Problem statement.
Each entry below is to be extracted exactly.

Available data.
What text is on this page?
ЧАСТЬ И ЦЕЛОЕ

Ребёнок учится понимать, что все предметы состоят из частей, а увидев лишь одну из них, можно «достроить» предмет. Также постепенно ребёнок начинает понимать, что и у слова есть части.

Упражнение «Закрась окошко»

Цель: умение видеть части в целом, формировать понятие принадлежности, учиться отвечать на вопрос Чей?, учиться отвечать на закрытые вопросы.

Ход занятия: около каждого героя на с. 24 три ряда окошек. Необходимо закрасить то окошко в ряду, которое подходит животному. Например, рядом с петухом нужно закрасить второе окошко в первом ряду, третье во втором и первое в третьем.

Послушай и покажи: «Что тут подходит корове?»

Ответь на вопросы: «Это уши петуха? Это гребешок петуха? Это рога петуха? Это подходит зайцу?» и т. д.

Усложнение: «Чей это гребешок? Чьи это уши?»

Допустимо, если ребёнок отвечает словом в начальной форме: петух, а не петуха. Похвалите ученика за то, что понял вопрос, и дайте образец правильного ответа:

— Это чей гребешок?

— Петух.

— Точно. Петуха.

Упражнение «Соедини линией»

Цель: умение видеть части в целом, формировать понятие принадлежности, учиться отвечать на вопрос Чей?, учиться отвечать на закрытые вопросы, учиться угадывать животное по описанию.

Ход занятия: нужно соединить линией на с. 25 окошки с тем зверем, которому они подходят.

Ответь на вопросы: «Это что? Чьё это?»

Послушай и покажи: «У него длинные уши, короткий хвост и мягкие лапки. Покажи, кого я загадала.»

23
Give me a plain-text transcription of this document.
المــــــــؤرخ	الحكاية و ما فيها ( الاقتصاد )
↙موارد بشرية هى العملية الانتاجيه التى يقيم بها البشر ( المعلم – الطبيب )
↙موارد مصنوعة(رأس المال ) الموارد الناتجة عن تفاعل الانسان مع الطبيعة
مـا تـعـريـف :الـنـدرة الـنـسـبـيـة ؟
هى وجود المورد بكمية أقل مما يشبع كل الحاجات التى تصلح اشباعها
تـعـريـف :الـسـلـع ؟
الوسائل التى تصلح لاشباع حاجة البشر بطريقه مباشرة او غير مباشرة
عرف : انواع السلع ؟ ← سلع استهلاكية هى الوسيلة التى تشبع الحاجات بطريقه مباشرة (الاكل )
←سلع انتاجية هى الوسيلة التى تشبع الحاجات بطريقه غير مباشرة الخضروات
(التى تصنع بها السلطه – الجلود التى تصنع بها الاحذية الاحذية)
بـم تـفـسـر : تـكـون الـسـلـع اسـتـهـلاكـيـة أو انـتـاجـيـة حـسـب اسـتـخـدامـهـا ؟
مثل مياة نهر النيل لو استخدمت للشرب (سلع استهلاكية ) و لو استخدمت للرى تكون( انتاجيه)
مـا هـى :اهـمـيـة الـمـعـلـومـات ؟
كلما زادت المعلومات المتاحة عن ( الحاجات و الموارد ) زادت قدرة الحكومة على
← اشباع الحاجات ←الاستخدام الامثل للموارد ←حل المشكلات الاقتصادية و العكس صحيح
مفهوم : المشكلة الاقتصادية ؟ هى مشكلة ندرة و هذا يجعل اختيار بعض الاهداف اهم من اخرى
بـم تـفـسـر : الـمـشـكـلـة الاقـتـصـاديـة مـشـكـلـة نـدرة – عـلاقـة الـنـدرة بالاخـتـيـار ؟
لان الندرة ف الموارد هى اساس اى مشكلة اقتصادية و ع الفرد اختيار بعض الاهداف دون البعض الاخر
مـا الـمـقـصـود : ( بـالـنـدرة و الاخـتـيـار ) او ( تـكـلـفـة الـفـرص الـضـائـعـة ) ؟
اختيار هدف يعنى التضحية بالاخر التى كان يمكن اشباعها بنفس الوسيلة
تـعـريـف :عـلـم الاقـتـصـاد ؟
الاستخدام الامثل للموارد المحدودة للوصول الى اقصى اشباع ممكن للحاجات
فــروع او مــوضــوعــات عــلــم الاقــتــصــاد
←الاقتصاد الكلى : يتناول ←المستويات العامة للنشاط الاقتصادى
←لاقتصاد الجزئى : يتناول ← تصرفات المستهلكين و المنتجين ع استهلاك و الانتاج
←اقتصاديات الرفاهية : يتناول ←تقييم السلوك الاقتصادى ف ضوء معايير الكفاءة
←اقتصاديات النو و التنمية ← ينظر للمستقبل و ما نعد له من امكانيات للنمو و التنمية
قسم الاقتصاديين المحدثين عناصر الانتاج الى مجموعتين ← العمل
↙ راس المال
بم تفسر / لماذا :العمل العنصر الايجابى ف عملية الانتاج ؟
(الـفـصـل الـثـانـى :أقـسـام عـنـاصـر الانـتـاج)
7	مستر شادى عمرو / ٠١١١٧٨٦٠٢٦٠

Exercise answer.
What text is on this page?
ЧАСТЬ И ЦЕЛОЕ

Ребёнок учится понимать, что все предметы состоят из частей, а увидев лишь одну из них, можно «достроить» предмет. Также постепенно ребёнок начинает понимать, что и у слова есть части.

Упражнение «Закрась окошко»

Цель: умение видеть части в целом, формировать понятие принадлежности, учиться отвечать на вопрос Чей?, учиться отвечать на закрытые вопросы.

Ход занятия: около каждого героя на с. 24 три ряда окошек. Необходимо закрасить то окошко в ряду, которое подходит животному. Например, рядом с петухом нужно закрасить второе окошко в первом ряду, третье во втором и первое в третьем.

Послушай и покажи: «Что тут подходит корове?»

Ответь на вопросы: «Это уши петуха? Это гребешок петуха? Это рога петуха? Это подходит зайцу?» и т. д.

Усложнение: «Чей это гребешок? Чьи это уши?»

Допустимо, если ребёнок отвечает словом в начальной форме: петух, а не петуха. Похвалите ученика за то, что понял вопрос, и дайте образец правильного ответа:

— Это чей гребешок?

— Петух.

— Точно. Петуха.

Упражнение «Соедини линией»

Цель: умение видеть части в целом, формировать понятие принадлежности, учиться отвечать на вопрос Чей?, учиться отвечать на закрытые вопросы, учиться угадывать животное по описанию.

Ход занятия: нужно соединить линией на с. 25 окошки с тем зверем, которому они подходят.

Ответь на вопросы: «Это что? Чьё это?»

Послушай и покажи: «У него длинные уши, короткий хвост и мягкие лапки. Покажи, кого я загадала.»

23
Give me a plain-text transcription of this document.
المــــــــؤرخ	الحكاية و ما فيها ( الاقتصاد )
↙موارد بشرية هى العملية الانتاجيه التى يقيم بها البشر ( المعلم – الطبيب )
↙موارد مصنوعة(رأس المال ) الموارد الناتجة عن تفاعل الانسان مع الطبيعة
مـا تـعـريـف :الـنـدرة الـنـسـبـيـة ؟
هى وجود المورد بكمية أقل مما يشبع كل الحاجات التى تصلح اشباعها
تـعـريـف :الـسـلـع ؟
الوسائل التى تصلح لاشباع حاجة البشر بطريقه مباشرة او غير مباشرة
عرف : انواع السلع ؟ ← سلع استهلاكية هى الوسيلة التى تشبع الحاجات بطريقه مباشرة (الاكل )
←سلع انتاجية هى الوسيلة التى تشبع الحاجات بطريقه غير مباشرة الخضروات
(التى تصنع بها السلطه – الجلود التى تصنع بها الاحذية الاحذية)
بـم تـفـسـر : تـكـون الـسـلـع اسـتـهـلاكـيـة أو انـتـاجـيـة حـسـب اسـتـخـدامـهـا ؟
مثل مياة نهر النيل لو استخدمت للشرب (سلع استهلاكية ) و لو استخدمت للرى تكون( انتاجيه)
مـا هـى :اهـمـيـة الـمـعـلـومـات ؟
كلما زادت المعلومات المتاحة عن ( الحاجات و الموارد ) زادت قدرة الحكومة على
← اشباع الحاجات ←الاستخدام الامثل للموارد ←حل المشكلات الاقتصادية و العكس صحيح
مفهوم : المشكلة الاقتصادية ؟ هى مشكلة ندرة و هذا يجعل اختيار بعض الاهداف اهم من اخرى
بـم تـفـسـر : الـمـشـكـلـة الاقـتـصـاديـة مـشـكـلـة نـدرة – عـلاقـة الـنـدرة بالاخـتـيـار ؟
لان الندرة ف الموارد هى اساس اى مشكلة اقتصادية و ع الفرد اختيار بعض الاهداف دون البعض الاخر
مـا الـمـقـصـود : ( بـالـنـدرة و الاخـتـيـار ) او ( تـكـلـفـة الـفـرص الـضـائـعـة ) ؟
اختيار هدف يعنى التضحية بالاخر التى كان يمكن اشباعها بنفس الوسيلة
تـعـريـف :عـلـم الاقـتـصـاد ؟
الاستخدام الامثل للموارد المحدودة للوصول الى اقصى اشباع ممكن للحاجات
فــروع او مــوضــوعــات عــلــم الاقــتــصــاد
←الاقتصاد الكلى : يتناول ←المستويات العامة للنشاط الاقتصادى
←لاقتصاد الجزئى : يتناول ← تصرفات المستهلكين و المنتجين ع استهلاك و الانتاج
←اقتصاديات الرفاهية : يتناول ←تقييم السلوك الاقتصادى ف ضوء معايير الكفاءة
←اقتصاديات النو و التنمية ← ينظر للمستقبل و ما نعد له من امكانيات للنمو و التنمية
قسم الاقتصاديين المحدثين عناصر الانتاج الى مجموعتين ← العمل
↙ راس المال
بم تفسر / لماذا :العمل العنصر الايجابى ف عملية الانتاج ؟
(الـفـصـل الـثـانـى :أقـسـام عـنـاصـر الانـتـاج)
7	مستر شادى عمرو / ٠١١١٧٨٦٠٢٦٠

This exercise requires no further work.